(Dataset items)
◇ ◇ ◇ ◇ ◇

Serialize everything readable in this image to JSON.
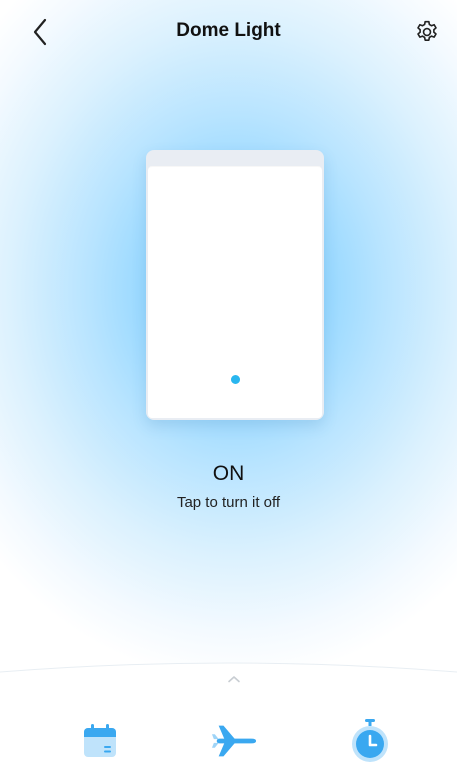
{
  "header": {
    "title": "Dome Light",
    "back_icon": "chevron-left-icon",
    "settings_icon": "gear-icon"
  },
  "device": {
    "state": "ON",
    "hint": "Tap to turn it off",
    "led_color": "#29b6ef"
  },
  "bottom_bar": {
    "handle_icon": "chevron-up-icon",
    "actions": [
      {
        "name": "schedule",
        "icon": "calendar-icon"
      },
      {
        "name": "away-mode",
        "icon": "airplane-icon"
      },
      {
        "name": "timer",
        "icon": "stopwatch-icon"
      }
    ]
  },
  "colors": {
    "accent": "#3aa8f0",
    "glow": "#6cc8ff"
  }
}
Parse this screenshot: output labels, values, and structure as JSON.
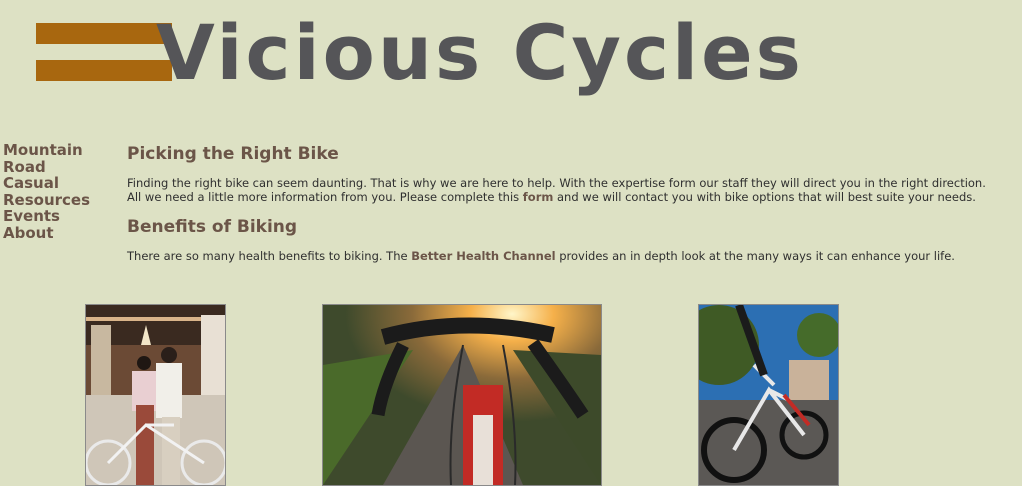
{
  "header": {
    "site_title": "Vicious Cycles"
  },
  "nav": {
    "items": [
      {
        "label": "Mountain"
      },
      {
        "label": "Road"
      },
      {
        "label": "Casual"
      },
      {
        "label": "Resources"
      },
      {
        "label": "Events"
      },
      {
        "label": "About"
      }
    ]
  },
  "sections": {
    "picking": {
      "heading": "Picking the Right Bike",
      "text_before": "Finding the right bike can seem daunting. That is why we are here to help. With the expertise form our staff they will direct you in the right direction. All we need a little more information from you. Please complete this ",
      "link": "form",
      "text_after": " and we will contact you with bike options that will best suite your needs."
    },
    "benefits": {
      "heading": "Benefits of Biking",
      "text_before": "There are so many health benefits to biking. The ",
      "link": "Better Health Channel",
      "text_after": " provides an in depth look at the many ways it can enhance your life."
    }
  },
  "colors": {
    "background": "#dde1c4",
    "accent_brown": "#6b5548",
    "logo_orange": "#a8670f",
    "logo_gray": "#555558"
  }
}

◇ ◇ ◇ ◇ ◇

> Work instructions
Transcribe the records above verbatim. Do not carry over any picture.

> Exercise result
Serialize everything readable in this image to JSON.
{
  "header": {
    "title": "Dome Light",
    "back_icon": "chevron-left-icon",
    "settings_icon": "gear-icon"
  },
  "device": {
    "state": "ON",
    "hint": "Tap to turn it off",
    "led_color": "#29b6ef"
  },
  "bottom_bar": {
    "handle_icon": "chevron-up-icon",
    "actions": [
      {
        "name": "schedule",
        "icon": "calendar-icon"
      },
      {
        "name": "away-mode",
        "icon": "airplane-icon"
      },
      {
        "name": "timer",
        "icon": "stopwatch-icon"
      }
    ]
  },
  "colors": {
    "accent": "#3aa8f0",
    "glow": "#6cc8ff"
  }
}
Parse this screenshot: output labels, values, and structure as JSON.
{
  "header": {
    "site_title": "Vicious Cycles"
  },
  "nav": {
    "items": [
      {
        "label": "Mountain"
      },
      {
        "label": "Road"
      },
      {
        "label": "Casual"
      },
      {
        "label": "Resources"
      },
      {
        "label": "Events"
      },
      {
        "label": "About"
      }
    ]
  },
  "sections": {
    "picking": {
      "heading": "Picking the Right Bike",
      "text_before": "Finding the right bike can seem daunting. That is why we are here to help. With the expertise form our staff they will direct you in the right direction. All we need a little more information from you. Please complete this ",
      "link": "form",
      "text_after": " and we will contact you with bike options that will best suite your needs."
    },
    "benefits": {
      "heading": "Benefits of Biking",
      "text_before": "There are so many health benefits to biking. The ",
      "link": "Better Health Channel",
      "text_after": " provides an in depth look at the many ways it can enhance your life."
    }
  },
  "colors": {
    "background": "#dde1c4",
    "accent_brown": "#6b5548",
    "logo_orange": "#a8670f",
    "logo_gray": "#555558"
  }
}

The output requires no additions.